### [Given exercise]
Which lines of the records contain "habe"? Collect every one of them.

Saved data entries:
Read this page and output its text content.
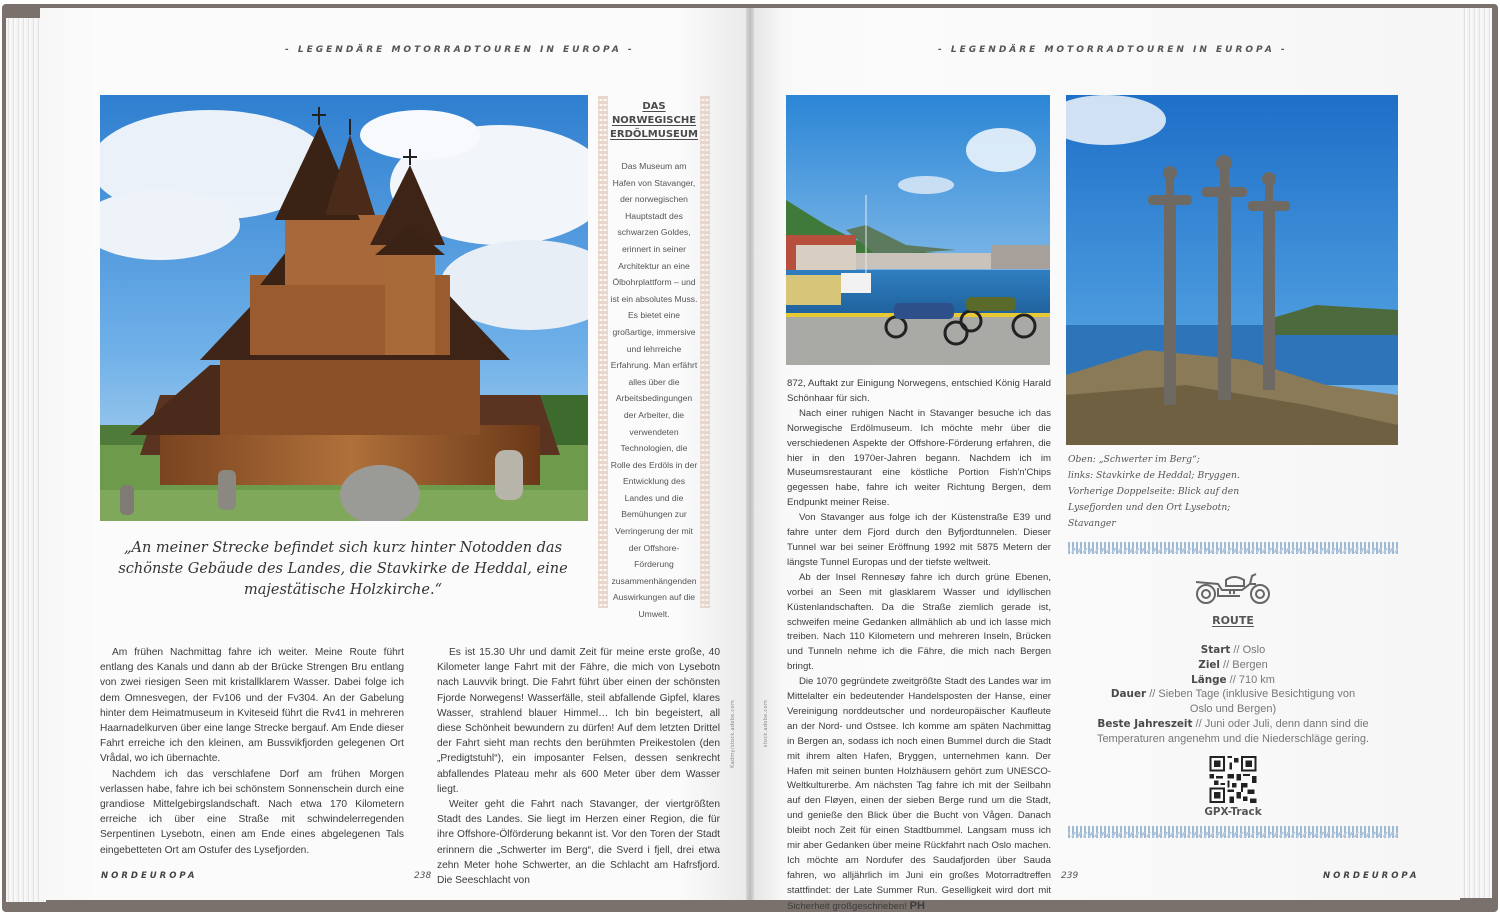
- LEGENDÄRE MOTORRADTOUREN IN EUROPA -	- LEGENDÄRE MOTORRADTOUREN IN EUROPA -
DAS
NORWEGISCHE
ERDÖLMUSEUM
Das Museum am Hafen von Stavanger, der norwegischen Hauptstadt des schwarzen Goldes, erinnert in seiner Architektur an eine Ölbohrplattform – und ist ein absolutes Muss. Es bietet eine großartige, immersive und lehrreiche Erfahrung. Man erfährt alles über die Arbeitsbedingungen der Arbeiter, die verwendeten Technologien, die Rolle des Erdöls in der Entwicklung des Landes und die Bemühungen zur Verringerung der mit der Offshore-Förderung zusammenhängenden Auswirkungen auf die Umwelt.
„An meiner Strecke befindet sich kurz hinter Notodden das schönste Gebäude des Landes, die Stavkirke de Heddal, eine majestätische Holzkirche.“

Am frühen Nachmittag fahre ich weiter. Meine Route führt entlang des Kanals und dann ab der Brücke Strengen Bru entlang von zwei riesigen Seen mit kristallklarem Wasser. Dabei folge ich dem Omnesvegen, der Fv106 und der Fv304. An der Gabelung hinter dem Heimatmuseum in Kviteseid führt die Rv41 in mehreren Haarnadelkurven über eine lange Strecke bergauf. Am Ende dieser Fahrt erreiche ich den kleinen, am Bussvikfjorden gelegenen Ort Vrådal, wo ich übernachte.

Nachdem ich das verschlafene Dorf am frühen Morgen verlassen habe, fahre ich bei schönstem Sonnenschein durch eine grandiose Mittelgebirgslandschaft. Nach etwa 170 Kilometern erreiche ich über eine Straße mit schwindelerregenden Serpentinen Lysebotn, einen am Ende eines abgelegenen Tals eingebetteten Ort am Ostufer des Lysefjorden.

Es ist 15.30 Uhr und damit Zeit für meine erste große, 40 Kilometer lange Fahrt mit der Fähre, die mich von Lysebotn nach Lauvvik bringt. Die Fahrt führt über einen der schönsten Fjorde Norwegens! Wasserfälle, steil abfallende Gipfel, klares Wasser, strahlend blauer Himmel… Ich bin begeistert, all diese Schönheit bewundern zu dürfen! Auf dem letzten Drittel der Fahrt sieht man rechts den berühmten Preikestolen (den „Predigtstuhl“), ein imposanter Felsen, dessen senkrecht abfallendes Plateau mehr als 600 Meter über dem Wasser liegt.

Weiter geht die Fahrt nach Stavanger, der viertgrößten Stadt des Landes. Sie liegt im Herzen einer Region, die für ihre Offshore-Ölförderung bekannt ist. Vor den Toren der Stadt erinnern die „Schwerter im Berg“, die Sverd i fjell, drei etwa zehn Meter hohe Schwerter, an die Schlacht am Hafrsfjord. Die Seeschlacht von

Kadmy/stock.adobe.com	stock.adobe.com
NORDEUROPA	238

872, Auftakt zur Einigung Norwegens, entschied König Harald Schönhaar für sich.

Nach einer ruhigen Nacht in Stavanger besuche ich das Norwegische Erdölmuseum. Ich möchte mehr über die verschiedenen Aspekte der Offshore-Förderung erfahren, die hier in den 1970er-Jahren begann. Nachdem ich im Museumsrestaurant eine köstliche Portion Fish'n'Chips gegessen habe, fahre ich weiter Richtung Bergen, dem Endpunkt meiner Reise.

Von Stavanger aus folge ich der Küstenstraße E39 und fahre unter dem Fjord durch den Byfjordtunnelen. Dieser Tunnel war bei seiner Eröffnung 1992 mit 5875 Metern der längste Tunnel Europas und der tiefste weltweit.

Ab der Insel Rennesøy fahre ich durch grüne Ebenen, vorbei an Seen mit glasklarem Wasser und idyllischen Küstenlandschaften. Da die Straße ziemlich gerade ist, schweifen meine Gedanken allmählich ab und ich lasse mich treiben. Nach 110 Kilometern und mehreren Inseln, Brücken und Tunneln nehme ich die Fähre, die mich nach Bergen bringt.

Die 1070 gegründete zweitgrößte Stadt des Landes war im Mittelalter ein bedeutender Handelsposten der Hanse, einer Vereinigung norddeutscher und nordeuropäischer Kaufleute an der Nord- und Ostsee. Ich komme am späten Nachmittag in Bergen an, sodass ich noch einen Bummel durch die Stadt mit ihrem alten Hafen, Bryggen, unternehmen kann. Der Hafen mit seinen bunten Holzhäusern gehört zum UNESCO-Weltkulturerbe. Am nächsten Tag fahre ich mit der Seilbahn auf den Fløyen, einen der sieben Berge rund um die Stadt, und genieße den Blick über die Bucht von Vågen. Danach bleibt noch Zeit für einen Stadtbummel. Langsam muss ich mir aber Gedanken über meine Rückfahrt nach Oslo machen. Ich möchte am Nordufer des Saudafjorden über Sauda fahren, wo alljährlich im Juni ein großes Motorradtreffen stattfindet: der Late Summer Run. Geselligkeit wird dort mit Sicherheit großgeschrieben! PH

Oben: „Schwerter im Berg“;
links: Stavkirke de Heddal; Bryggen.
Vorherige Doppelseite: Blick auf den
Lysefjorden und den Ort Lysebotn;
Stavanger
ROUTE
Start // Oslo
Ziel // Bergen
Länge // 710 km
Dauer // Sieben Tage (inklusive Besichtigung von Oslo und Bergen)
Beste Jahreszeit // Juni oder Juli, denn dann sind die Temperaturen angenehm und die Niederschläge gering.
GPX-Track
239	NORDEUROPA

==

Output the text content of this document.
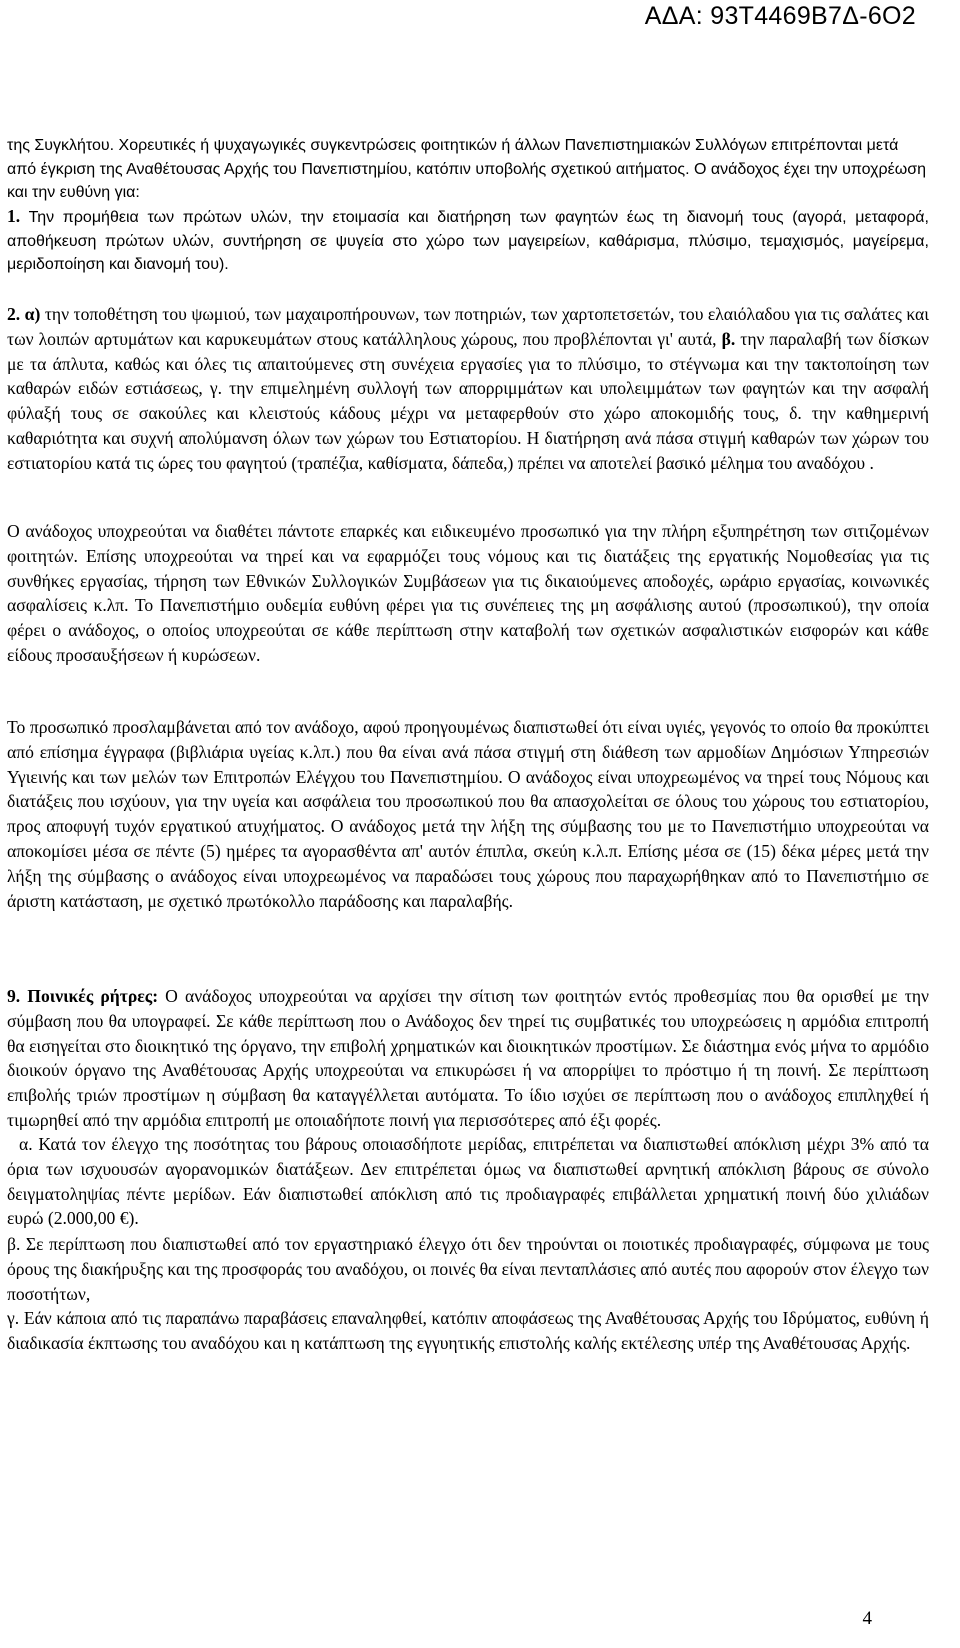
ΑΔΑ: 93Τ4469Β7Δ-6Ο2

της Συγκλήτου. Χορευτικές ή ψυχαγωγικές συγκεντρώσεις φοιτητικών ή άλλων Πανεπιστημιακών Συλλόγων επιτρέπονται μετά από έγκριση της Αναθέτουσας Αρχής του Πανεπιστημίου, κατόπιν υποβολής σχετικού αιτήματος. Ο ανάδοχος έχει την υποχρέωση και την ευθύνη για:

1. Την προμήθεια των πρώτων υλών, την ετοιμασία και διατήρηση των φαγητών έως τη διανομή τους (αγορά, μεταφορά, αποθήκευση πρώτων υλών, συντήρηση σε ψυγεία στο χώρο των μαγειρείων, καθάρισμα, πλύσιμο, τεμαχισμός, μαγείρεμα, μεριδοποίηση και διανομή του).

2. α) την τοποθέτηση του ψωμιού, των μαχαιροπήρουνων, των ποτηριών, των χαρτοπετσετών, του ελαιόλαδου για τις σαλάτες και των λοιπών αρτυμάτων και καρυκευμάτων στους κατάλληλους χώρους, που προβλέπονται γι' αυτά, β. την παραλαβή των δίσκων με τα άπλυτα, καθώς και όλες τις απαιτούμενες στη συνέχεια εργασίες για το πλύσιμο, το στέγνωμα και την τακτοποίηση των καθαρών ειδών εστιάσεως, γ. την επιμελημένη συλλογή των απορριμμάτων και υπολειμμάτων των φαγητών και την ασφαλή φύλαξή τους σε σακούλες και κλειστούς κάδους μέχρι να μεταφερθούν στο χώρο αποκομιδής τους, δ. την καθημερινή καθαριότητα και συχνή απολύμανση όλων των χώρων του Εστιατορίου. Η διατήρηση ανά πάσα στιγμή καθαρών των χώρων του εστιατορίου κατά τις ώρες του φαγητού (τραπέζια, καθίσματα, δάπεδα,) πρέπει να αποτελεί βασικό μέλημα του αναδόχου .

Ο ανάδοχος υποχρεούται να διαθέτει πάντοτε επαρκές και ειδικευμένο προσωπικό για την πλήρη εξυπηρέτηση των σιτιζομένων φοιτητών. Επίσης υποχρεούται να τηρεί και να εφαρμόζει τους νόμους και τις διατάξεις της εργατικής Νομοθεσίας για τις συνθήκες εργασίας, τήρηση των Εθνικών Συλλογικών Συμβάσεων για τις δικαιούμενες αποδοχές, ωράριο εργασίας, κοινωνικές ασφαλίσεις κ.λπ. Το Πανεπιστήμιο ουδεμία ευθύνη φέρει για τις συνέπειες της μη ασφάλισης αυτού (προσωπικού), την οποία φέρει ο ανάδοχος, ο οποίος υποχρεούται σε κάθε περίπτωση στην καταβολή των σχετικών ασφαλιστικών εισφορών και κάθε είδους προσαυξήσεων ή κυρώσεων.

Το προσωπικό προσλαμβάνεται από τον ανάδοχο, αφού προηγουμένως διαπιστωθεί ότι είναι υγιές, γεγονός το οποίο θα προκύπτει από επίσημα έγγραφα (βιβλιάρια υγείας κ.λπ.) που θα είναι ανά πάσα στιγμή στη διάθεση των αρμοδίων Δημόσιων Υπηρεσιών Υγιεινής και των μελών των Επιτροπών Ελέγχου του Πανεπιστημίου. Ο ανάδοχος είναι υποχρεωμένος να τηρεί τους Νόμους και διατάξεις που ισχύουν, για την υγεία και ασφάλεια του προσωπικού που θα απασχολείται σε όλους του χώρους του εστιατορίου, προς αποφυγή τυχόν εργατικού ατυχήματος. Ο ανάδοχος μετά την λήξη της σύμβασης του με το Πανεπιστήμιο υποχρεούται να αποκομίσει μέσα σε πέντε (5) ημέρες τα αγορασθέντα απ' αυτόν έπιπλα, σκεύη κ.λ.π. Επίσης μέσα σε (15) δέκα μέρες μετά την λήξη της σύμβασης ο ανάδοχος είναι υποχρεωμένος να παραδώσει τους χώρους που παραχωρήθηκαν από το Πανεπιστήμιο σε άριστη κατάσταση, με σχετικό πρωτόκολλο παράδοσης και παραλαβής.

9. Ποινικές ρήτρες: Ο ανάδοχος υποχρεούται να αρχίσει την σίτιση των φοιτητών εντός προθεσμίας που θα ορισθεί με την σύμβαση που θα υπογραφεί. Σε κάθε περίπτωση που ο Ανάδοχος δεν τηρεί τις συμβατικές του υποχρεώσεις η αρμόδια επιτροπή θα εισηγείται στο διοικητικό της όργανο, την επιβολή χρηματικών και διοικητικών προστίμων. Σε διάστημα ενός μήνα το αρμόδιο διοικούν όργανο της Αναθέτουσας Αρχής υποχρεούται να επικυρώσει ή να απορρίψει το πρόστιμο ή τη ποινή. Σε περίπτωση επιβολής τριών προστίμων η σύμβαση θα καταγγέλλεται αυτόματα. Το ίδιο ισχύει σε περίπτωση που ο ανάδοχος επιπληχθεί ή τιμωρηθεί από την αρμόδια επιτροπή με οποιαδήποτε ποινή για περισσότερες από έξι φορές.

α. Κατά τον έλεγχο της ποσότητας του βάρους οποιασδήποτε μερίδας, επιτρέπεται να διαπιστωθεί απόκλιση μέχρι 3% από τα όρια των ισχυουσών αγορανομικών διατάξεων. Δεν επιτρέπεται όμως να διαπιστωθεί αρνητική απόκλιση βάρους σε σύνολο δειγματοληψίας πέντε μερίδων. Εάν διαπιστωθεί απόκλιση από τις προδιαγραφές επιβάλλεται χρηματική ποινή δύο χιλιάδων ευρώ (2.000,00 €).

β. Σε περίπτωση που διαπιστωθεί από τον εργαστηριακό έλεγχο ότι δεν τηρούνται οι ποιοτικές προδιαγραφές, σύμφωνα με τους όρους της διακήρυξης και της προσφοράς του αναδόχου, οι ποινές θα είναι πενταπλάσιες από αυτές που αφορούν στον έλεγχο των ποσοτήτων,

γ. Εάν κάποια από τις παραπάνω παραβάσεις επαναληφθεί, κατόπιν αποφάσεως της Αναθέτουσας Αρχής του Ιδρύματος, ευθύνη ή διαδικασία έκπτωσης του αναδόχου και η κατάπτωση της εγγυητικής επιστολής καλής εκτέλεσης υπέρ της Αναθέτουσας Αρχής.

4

### [Expected answer]
Nachdem ich das verschlafene Dorf am frühen Morgen verlassen habe, fahre ich bei schönstem Sonnenschein durch eine grandiose Mittelgebirgslandschaft. Nach etwa 170 Kilometern erreiche ich über eine Straße mit schwindelerregenden Serpentinen Lysebotn, einen am Ende eines abgelegenen Tals eingebetteten Ort am Ostufer des Lysefjorden.
Nach einer ruhigen Nacht in Stavanger besuche ich das Norwegische Erdölmuseum. Ich möchte mehr über die verschiedenen Aspekte der Offshore-Förderung erfahren, die hier in den 1970er-Jahren begann. Nachdem ich im Museumsrestaurant eine köstliche Portion Fish'n'Chips gegessen habe, fahre ich weiter Richtung Bergen, dem Endpunkt meiner Reise.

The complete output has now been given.